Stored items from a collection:
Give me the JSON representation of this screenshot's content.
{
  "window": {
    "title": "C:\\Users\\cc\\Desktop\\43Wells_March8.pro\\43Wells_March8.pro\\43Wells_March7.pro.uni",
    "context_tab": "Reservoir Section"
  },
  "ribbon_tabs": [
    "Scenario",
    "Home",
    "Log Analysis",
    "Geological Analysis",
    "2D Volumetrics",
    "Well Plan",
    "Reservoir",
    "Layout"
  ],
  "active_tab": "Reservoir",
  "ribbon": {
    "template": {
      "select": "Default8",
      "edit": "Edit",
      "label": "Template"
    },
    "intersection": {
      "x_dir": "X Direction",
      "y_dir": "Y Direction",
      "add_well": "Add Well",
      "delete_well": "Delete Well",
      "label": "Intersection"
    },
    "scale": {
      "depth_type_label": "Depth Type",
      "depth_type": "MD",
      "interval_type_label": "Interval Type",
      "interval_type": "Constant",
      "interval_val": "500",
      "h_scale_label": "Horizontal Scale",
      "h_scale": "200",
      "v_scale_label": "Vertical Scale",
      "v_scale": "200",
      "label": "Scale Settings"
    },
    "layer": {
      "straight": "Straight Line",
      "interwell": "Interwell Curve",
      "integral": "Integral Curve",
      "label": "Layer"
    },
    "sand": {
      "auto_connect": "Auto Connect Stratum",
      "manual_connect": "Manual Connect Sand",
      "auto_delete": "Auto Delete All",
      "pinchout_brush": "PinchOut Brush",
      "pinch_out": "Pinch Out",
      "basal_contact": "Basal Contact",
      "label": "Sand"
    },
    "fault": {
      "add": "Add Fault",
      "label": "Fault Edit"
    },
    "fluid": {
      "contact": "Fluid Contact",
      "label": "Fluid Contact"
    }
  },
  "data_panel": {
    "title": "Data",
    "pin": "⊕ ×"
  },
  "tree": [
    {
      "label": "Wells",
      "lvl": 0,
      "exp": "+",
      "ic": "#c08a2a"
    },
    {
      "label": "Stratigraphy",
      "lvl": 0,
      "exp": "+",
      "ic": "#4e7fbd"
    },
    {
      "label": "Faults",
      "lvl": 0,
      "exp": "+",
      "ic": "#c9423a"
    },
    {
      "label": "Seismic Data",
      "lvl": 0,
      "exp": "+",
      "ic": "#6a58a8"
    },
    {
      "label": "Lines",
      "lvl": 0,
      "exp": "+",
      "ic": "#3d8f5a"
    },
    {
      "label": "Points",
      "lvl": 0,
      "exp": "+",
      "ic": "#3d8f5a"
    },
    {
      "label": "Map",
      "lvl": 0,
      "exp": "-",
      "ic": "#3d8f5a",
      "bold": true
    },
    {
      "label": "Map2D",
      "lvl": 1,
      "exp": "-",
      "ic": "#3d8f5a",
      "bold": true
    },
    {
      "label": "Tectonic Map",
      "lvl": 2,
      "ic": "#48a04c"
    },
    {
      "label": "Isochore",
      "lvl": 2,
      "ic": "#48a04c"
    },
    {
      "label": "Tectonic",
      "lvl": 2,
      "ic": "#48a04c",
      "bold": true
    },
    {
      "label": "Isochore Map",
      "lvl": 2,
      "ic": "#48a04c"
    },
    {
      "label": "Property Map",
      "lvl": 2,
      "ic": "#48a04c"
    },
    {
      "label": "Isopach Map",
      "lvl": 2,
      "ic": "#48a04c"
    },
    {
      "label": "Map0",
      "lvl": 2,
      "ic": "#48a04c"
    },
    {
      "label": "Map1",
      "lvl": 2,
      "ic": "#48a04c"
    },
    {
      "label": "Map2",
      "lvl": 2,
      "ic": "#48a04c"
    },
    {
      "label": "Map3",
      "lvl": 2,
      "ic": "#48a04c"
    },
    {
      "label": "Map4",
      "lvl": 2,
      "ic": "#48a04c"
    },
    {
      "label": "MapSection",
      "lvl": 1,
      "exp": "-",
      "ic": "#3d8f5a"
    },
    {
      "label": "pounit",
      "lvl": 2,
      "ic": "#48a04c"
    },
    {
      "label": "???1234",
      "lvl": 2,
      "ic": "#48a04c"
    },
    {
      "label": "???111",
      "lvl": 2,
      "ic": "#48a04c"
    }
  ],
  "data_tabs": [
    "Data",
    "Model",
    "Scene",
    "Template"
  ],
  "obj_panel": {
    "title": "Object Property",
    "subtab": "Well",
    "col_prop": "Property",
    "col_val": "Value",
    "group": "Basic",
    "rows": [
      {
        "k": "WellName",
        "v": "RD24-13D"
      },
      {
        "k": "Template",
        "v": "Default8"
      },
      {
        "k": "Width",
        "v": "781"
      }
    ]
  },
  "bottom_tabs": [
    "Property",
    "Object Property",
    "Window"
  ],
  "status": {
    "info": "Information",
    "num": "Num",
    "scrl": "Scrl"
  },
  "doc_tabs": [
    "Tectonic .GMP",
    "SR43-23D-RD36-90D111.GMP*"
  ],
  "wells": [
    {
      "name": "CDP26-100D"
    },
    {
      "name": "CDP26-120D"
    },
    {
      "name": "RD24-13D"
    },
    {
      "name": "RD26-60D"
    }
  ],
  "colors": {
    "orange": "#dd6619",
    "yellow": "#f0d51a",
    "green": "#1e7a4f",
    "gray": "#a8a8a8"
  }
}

> [GIVEN EXERCISE]: Go through the records above, find every line with the word "Auto", and list those lines.

> [EXPECTED OUTPUT]:
      "auto_connect": "Auto Connect Stratum",
      "auto_delete": "Auto Delete All",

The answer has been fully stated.